- Working data:
........

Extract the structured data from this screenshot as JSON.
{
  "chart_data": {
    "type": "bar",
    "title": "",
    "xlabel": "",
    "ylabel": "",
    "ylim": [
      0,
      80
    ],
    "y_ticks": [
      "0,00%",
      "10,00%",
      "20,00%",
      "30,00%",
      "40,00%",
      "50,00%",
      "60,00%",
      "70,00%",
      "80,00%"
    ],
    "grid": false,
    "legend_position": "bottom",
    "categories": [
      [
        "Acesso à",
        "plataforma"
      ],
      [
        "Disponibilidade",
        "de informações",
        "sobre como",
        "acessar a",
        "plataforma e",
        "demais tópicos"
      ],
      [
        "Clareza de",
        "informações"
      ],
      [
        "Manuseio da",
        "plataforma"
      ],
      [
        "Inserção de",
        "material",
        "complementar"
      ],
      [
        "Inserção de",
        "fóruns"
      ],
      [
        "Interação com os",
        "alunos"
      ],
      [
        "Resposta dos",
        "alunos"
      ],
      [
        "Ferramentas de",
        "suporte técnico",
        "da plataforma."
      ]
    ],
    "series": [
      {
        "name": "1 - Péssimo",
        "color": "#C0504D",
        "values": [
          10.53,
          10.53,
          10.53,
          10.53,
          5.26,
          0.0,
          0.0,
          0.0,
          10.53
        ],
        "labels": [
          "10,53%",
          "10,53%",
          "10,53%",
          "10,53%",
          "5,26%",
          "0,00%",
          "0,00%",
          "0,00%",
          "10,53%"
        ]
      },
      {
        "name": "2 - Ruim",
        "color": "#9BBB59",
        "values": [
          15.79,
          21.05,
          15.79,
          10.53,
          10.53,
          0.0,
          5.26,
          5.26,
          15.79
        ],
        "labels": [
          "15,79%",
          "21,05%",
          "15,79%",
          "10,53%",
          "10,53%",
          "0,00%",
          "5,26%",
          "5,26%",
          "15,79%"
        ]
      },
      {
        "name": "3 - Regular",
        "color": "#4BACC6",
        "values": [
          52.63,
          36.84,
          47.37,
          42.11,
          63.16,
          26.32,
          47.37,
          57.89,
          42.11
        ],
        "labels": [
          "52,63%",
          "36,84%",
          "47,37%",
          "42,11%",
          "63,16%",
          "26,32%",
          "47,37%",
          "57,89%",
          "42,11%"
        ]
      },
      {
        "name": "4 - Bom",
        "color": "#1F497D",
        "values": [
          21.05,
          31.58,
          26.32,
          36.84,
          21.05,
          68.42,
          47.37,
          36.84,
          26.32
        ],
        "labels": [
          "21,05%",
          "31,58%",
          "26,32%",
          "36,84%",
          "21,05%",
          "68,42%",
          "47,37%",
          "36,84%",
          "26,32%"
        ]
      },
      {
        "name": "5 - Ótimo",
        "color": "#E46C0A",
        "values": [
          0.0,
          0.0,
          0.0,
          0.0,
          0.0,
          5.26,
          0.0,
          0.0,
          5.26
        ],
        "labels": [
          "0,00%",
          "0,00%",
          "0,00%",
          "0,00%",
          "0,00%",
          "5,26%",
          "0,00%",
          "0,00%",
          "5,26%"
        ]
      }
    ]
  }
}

........

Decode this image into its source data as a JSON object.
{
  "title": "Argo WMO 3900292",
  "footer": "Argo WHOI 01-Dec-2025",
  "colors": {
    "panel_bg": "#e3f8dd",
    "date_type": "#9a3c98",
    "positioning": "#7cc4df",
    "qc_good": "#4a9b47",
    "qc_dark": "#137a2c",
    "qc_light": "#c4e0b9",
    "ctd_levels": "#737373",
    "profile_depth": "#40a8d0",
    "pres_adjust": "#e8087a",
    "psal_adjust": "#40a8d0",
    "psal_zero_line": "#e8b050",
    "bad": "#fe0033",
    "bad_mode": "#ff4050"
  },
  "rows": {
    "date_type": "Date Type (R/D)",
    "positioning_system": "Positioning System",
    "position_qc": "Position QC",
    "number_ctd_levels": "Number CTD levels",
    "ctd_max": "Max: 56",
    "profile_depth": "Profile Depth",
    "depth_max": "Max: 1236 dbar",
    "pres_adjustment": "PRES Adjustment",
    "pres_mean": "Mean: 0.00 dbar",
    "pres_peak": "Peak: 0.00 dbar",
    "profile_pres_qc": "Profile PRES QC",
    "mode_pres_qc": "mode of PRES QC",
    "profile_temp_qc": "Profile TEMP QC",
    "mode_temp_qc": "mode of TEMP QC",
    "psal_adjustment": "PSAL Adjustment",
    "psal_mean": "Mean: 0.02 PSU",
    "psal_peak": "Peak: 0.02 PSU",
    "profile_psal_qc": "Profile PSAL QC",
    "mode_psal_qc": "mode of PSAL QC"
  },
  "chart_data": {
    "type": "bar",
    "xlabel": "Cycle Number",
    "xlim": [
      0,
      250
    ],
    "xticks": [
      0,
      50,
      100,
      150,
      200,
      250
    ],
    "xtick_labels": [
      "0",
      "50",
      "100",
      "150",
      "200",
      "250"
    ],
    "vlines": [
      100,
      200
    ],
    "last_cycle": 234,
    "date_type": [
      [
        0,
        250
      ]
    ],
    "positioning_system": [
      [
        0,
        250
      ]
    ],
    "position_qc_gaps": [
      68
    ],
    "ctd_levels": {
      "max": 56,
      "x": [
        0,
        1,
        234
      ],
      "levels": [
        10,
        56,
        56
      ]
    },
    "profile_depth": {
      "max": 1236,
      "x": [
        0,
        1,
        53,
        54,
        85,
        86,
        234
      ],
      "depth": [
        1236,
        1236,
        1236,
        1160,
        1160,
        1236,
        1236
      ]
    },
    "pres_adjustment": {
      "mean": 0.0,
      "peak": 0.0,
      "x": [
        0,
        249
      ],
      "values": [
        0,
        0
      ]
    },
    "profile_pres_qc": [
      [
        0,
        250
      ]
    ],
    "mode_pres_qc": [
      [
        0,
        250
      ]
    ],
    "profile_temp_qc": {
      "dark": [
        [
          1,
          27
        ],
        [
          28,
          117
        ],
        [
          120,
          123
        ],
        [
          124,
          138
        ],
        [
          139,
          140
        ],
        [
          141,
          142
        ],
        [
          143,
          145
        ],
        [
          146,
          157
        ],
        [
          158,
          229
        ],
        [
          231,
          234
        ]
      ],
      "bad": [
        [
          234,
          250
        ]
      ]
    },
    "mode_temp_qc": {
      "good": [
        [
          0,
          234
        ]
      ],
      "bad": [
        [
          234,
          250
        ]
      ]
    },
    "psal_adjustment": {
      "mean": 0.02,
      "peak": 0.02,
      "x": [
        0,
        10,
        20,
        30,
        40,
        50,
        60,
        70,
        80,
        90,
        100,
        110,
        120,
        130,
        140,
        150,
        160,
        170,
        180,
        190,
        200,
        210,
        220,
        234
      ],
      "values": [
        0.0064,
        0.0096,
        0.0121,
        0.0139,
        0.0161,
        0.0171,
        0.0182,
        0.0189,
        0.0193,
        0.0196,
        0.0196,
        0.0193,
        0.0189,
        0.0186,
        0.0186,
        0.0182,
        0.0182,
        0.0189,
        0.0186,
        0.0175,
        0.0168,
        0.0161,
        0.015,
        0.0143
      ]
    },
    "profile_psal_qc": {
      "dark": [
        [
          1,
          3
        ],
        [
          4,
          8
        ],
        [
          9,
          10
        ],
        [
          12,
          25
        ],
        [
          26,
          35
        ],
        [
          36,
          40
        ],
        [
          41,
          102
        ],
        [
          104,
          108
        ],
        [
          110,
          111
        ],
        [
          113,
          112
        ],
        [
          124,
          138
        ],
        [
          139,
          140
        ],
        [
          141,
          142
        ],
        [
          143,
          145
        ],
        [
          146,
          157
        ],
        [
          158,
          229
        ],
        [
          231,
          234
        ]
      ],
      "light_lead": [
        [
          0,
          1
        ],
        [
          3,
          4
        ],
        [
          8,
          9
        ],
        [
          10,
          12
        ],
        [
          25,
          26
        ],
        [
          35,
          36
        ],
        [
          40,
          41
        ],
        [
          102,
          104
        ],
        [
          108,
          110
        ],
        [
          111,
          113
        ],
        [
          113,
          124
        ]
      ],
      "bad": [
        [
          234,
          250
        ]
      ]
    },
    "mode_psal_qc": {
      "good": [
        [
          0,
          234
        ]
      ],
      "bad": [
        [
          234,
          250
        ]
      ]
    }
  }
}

........

- Your objective: Scan the material above. Extract every line in which the word "Argo" occurs.

- Correct answer:
  "title": "Argo WMO 3900292",
  "footer": "Argo WHOI 01-Dec-2025",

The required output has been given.